* _Goal_: Without the images, output each record below as it stands.

━━━ Stored rows

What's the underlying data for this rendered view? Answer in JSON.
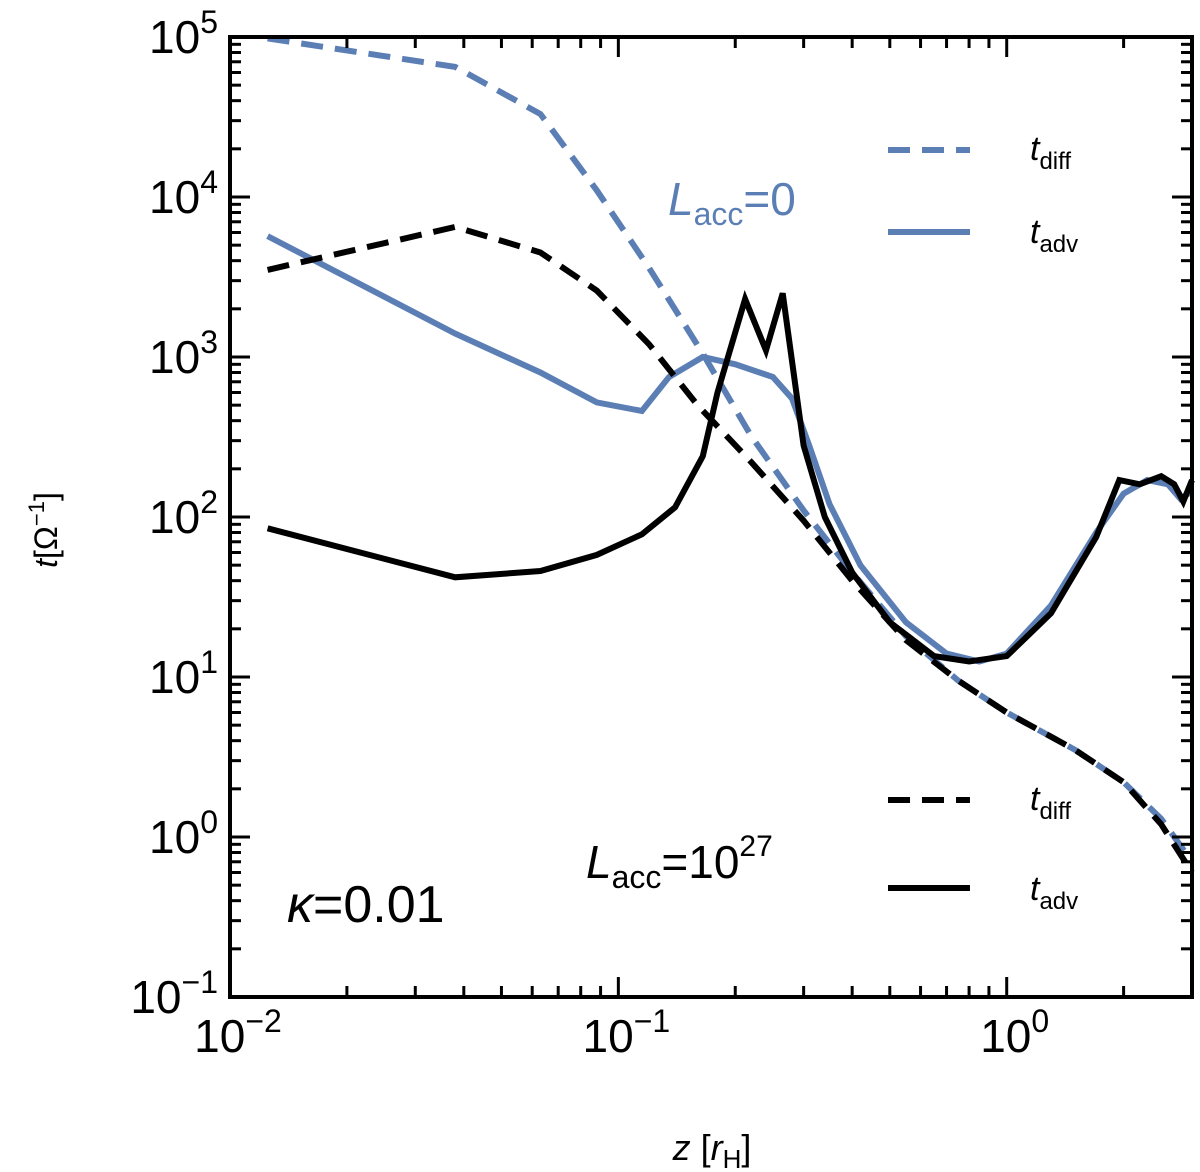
{
  "chart_data": {
    "type": "line",
    "title": "",
    "xlabel": {
      "var": "z",
      "open": "[",
      "sub_var": "r",
      "sub": "H",
      "close": "]"
    },
    "ylabel": {
      "var": "t",
      "unit": "[Ω",
      "exp": "−1",
      "close": "]"
    },
    "x_scale": "log",
    "y_scale": "log",
    "xlim": [
      0.01,
      3.0
    ],
    "ylim": [
      0.1,
      100000
    ],
    "x_ticks": [
      {
        "value": 0.01,
        "base": "10",
        "exp": "−2"
      },
      {
        "value": 0.1,
        "base": "10",
        "exp": "−1"
      },
      {
        "value": 1.0,
        "base": "10",
        "exp": "0"
      }
    ],
    "y_ticks": [
      {
        "value": 0.1,
        "base": "10",
        "exp": "−1"
      },
      {
        "value": 1,
        "base": "10",
        "exp": "0"
      },
      {
        "value": 10,
        "base": "10",
        "exp": "1"
      },
      {
        "value": 100,
        "base": "10",
        "exp": "2"
      },
      {
        "value": 1000,
        "base": "10",
        "exp": "3"
      },
      {
        "value": 10000,
        "base": "10",
        "exp": "4"
      },
      {
        "value": 100000,
        "base": "10",
        "exp": "5"
      }
    ],
    "colors": {
      "blue": "#5b7fb5",
      "black": "#000000"
    },
    "series": [
      {
        "name": "t_diff (L_acc=0)",
        "group": "Lacc0",
        "color": "#5b7fb5",
        "dash": "dashed",
        "x": [
          0.0125,
          0.038,
          0.063,
          0.088,
          0.12,
          0.165,
          0.22,
          0.3,
          0.4,
          0.55,
          0.75,
          1.0,
          1.5,
          2.0,
          2.5,
          3.0
        ],
        "y": [
          98000,
          65000,
          33000,
          11000,
          3600,
          1050,
          320,
          110,
          45,
          18,
          9.5,
          6,
          3.5,
          2.2,
          1.3,
          0.7
        ]
      },
      {
        "name": "t_adv (L_acc=0)",
        "group": "Lacc0",
        "color": "#5b7fb5",
        "dash": "solid",
        "x": [
          0.0125,
          0.038,
          0.063,
          0.088,
          0.115,
          0.135,
          0.165,
          0.2,
          0.25,
          0.28,
          0.31,
          0.35,
          0.42,
          0.55,
          0.7,
          0.85,
          1.0,
          1.3,
          1.7,
          2.0,
          2.3,
          2.6,
          2.8,
          3.0
        ],
        "y": [
          5700,
          1400,
          800,
          520,
          460,
          750,
          1000,
          900,
          750,
          550,
          280,
          120,
          50,
          22,
          14,
          12.5,
          14,
          28,
          80,
          140,
          170,
          160,
          130,
          145
        ]
      },
      {
        "name": "t_diff (L_acc=10^27)",
        "group": "Lacc27",
        "color": "#000000",
        "dash": "dashed",
        "x": [
          0.0125,
          0.038,
          0.063,
          0.088,
          0.12,
          0.16,
          0.22,
          0.3,
          0.4,
          0.55,
          0.75,
          1.0,
          1.5,
          2.0,
          2.5,
          3.0
        ],
        "y": [
          3500,
          6500,
          4500,
          2600,
          1200,
          500,
          220,
          95,
          40,
          17,
          9.5,
          6,
          3.5,
          2.2,
          1.2,
          0.6
        ]
      },
      {
        "name": "t_adv (L_acc=10^27)",
        "group": "Lacc27",
        "color": "#000000",
        "dash": "solid",
        "x": [
          0.0125,
          0.038,
          0.063,
          0.088,
          0.115,
          0.14,
          0.165,
          0.18,
          0.212,
          0.24,
          0.265,
          0.3,
          0.34,
          0.4,
          0.5,
          0.65,
          0.8,
          1.0,
          1.3,
          1.7,
          1.95,
          2.2,
          2.5,
          2.7,
          2.85,
          3.0
        ],
        "y": [
          85,
          42,
          46,
          58,
          78,
          115,
          240,
          600,
          2300,
          1100,
          2500,
          280,
          100,
          45,
          22,
          13.5,
          12.5,
          13.5,
          25,
          75,
          170,
          160,
          180,
          160,
          125,
          170
        ]
      }
    ],
    "annotations": {
      "kappa": {
        "symbol": "κ",
        "value": "=0.01"
      },
      "lacc0": {
        "L": "L",
        "sub": "acc",
        "rest": "=0"
      },
      "lacc27": {
        "L": "L",
        "sub": "acc",
        "rest": "=10",
        "exp": "27"
      }
    },
    "legend": {
      "top_right": [
        {
          "var": "t",
          "sub": "diff",
          "color": "#5b7fb5",
          "dash": "dashed"
        },
        {
          "var": "t",
          "sub": "adv",
          "color": "#5b7fb5",
          "dash": "solid"
        }
      ],
      "bottom_right": [
        {
          "var": "t",
          "sub": "diff",
          "color": "#000000",
          "dash": "dashed"
        },
        {
          "var": "t",
          "sub": "adv",
          "color": "#000000",
          "dash": "solid"
        }
      ]
    }
  }
}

━━━━━━

* _Right answer_:
What's the underlying data for this rendered view? Answer in JSON.
{
  "chart_data": {
    "type": "line",
    "title": "",
    "xlabel": {
      "var": "z",
      "open": "[",
      "sub_var": "r",
      "sub": "H",
      "close": "]"
    },
    "ylabel": {
      "var": "t",
      "unit": "[Ω",
      "exp": "−1",
      "close": "]"
    },
    "x_scale": "log",
    "y_scale": "log",
    "xlim": [
      0.01,
      3.0
    ],
    "ylim": [
      0.1,
      100000
    ],
    "x_ticks": [
      {
        "value": 0.01,
        "base": "10",
        "exp": "−2"
      },
      {
        "value": 0.1,
        "base": "10",
        "exp": "−1"
      },
      {
        "value": 1.0,
        "base": "10",
        "exp": "0"
      }
    ],
    "y_ticks": [
      {
        "value": 0.1,
        "base": "10",
        "exp": "−1"
      },
      {
        "value": 1,
        "base": "10",
        "exp": "0"
      },
      {
        "value": 10,
        "base": "10",
        "exp": "1"
      },
      {
        "value": 100,
        "base": "10",
        "exp": "2"
      },
      {
        "value": 1000,
        "base": "10",
        "exp": "3"
      },
      {
        "value": 10000,
        "base": "10",
        "exp": "4"
      },
      {
        "value": 100000,
        "base": "10",
        "exp": "5"
      }
    ],
    "colors": {
      "blue": "#5b7fb5",
      "black": "#000000"
    },
    "series": [
      {
        "name": "t_diff (L_acc=0)",
        "group": "Lacc0",
        "color": "#5b7fb5",
        "dash": "dashed",
        "x": [
          0.0125,
          0.038,
          0.063,
          0.088,
          0.12,
          0.165,
          0.22,
          0.3,
          0.4,
          0.55,
          0.75,
          1.0,
          1.5,
          2.0,
          2.5,
          3.0
        ],
        "y": [
          98000,
          65000,
          33000,
          11000,
          3600,
          1050,
          320,
          110,
          45,
          18,
          9.5,
          6,
          3.5,
          2.2,
          1.3,
          0.7
        ]
      },
      {
        "name": "t_adv (L_acc=0)",
        "group": "Lacc0",
        "color": "#5b7fb5",
        "dash": "solid",
        "x": [
          0.0125,
          0.038,
          0.063,
          0.088,
          0.115,
          0.135,
          0.165,
          0.2,
          0.25,
          0.28,
          0.31,
          0.35,
          0.42,
          0.55,
          0.7,
          0.85,
          1.0,
          1.3,
          1.7,
          2.0,
          2.3,
          2.6,
          2.8,
          3.0
        ],
        "y": [
          5700,
          1400,
          800,
          520,
          460,
          750,
          1000,
          900,
          750,
          550,
          280,
          120,
          50,
          22,
          14,
          12.5,
          14,
          28,
          80,
          140,
          170,
          160,
          130,
          145
        ]
      },
      {
        "name": "t_diff (L_acc=10^27)",
        "group": "Lacc27",
        "color": "#000000",
        "dash": "dashed",
        "x": [
          0.0125,
          0.038,
          0.063,
          0.088,
          0.12,
          0.16,
          0.22,
          0.3,
          0.4,
          0.55,
          0.75,
          1.0,
          1.5,
          2.0,
          2.5,
          3.0
        ],
        "y": [
          3500,
          6500,
          4500,
          2600,
          1200,
          500,
          220,
          95,
          40,
          17,
          9.5,
          6,
          3.5,
          2.2,
          1.2,
          0.6
        ]
      },
      {
        "name": "t_adv (L_acc=10^27)",
        "group": "Lacc27",
        "color": "#000000",
        "dash": "solid",
        "x": [
          0.0125,
          0.038,
          0.063,
          0.088,
          0.115,
          0.14,
          0.165,
          0.18,
          0.212,
          0.24,
          0.265,
          0.3,
          0.34,
          0.4,
          0.5,
          0.65,
          0.8,
          1.0,
          1.3,
          1.7,
          1.95,
          2.2,
          2.5,
          2.7,
          2.85,
          3.0
        ],
        "y": [
          85,
          42,
          46,
          58,
          78,
          115,
          240,
          600,
          2300,
          1100,
          2500,
          280,
          100,
          45,
          22,
          13.5,
          12.5,
          13.5,
          25,
          75,
          170,
          160,
          180,
          160,
          125,
          170
        ]
      }
    ],
    "annotations": {
      "kappa": {
        "symbol": "κ",
        "value": "=0.01"
      },
      "lacc0": {
        "L": "L",
        "sub": "acc",
        "rest": "=0"
      },
      "lacc27": {
        "L": "L",
        "sub": "acc",
        "rest": "=10",
        "exp": "27"
      }
    },
    "legend": {
      "top_right": [
        {
          "var": "t",
          "sub": "diff",
          "color": "#5b7fb5",
          "dash": "dashed"
        },
        {
          "var": "t",
          "sub": "adv",
          "color": "#5b7fb5",
          "dash": "solid"
        }
      ],
      "bottom_right": [
        {
          "var": "t",
          "sub": "diff",
          "color": "#000000",
          "dash": "dashed"
        },
        {
          "var": "t",
          "sub": "adv",
          "color": "#000000",
          "dash": "solid"
        }
      ]
    }
  }
}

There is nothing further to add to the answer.